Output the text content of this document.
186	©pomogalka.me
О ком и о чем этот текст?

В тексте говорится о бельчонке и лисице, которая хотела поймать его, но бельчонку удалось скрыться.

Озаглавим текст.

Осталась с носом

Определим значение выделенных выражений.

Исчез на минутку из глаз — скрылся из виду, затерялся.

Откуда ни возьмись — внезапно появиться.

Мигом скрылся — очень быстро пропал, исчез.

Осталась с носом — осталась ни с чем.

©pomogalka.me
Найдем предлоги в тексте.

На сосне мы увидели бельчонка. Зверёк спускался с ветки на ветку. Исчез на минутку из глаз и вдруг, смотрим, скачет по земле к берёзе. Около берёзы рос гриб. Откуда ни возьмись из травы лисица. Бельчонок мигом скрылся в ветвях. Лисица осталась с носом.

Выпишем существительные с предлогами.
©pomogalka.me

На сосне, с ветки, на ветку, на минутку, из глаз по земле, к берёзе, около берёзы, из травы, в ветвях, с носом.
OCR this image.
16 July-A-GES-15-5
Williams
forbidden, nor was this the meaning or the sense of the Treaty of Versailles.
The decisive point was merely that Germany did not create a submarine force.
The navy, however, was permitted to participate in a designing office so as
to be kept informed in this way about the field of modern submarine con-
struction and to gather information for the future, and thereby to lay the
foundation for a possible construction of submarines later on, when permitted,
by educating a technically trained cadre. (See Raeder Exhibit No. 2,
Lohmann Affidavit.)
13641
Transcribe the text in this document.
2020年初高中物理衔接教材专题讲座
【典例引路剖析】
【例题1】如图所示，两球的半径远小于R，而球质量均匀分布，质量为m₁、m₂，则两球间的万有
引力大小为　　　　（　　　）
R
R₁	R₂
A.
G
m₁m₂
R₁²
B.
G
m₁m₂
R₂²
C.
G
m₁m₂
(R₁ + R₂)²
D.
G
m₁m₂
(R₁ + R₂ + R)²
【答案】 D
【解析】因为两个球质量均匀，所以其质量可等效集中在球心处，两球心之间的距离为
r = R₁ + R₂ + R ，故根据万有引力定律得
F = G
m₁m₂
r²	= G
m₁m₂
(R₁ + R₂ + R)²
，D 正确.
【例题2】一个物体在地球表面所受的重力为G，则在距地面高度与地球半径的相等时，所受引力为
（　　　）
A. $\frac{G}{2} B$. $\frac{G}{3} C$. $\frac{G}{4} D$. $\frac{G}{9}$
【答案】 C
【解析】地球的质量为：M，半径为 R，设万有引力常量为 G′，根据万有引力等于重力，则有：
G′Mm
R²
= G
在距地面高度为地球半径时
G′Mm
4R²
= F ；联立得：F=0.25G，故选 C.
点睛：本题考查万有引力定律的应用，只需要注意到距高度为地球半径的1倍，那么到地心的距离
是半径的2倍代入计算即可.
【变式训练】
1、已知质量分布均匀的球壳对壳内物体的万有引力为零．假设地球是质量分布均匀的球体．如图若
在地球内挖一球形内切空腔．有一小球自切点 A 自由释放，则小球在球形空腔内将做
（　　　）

* OBJECTIVE *
Please quote every record above exactly as it appears.

* RESULT *
Output the text content of this document.
186	©pomogalka.me
О ком и о чем этот текст?

В тексте говорится о бельчонке и лисице, которая хотела поймать его, но бельчонку удалось скрыться.

Озаглавим текст.

Осталась с носом

Определим значение выделенных выражений.

Исчез на минутку из глаз — скрылся из виду, затерялся.

Откуда ни возьмись — внезапно появиться.

Мигом скрылся — очень быстро пропал, исчез.

Осталась с носом — осталась ни с чем.

©pomogalka.me
Найдем предлоги в тексте.

На сосне мы увидели бельчонка. Зверёк спускался с ветки на ветку. Исчез на минутку из глаз и вдруг, смотрим, скачет по земле к берёзе. Около берёзы рос гриб. Откуда ни возьмись из травы лисица. Бельчонок мигом скрылся в ветвях. Лисица осталась с носом.

Выпишем существительные с предлогами.
©pomogalka.me

На сосне, с ветки, на ветку, на минутку, из глаз по земле, к берёзе, около берёзы, из травы, в ветвях, с носом.
OCR this image.
16 July-A-GES-15-5
Williams
forbidden, nor was this the meaning or the sense of the Treaty of Versailles.
The decisive point was merely that Germany did not create a submarine force.
The navy, however, was permitted to participate in a designing office so as
to be kept informed in this way about the field of modern submarine con-
struction and to gather information for the future, and thereby to lay the
foundation for a possible construction of submarines later on, when permitted,
by educating a technically trained cadre. (See Raeder Exhibit No. 2,
Lohmann Affidavit.)
13641
Transcribe the text in this document.
2020年初高中物理衔接教材专题讲座
【典例引路剖析】
【例题1】如图所示，两球的半径远小于R，而球质量均匀分布，质量为m₁、m₂，则两球间的万有
引力大小为　　　　（　　　）
R
R₁	R₂
A.
G
m₁m₂
R₁²
B.
G
m₁m₂
R₂²
C.
G
m₁m₂
(R₁ + R₂)²
D.
G
m₁m₂
(R₁ + R₂ + R)²
【答案】 D
【解析】因为两个球质量均匀，所以其质量可等效集中在球心处，两球心之间的距离为
r = R₁ + R₂ + R ，故根据万有引力定律得
F = G
m₁m₂
r²	= G
m₁m₂
(R₁ + R₂ + R)²
，D 正确.
【例题2】一个物体在地球表面所受的重力为G，则在距地面高度与地球半径的相等时，所受引力为
（　　　）
A. $\frac{G}{2} B$. $\frac{G}{3} C$. $\frac{G}{4} D$. $\frac{G}{9}$
【答案】 C
【解析】地球的质量为：M，半径为 R，设万有引力常量为 G′，根据万有引力等于重力，则有：
G′Mm
R²
= G
在距地面高度为地球半径时
G′Mm
4R²
= F ；联立得：F=0.25G，故选 C.
点睛：本题考查万有引力定律的应用，只需要注意到距高度为地球半径的1倍，那么到地心的距离
是半径的2倍代入计算即可.
【变式训练】
1、已知质量分布均匀的球壳对壳内物体的万有引力为零．假设地球是质量分布均匀的球体．如图若
在地球内挖一球形内切空腔．有一小球自切点 A 自由释放，则小球在球形空腔内将做
（　　　）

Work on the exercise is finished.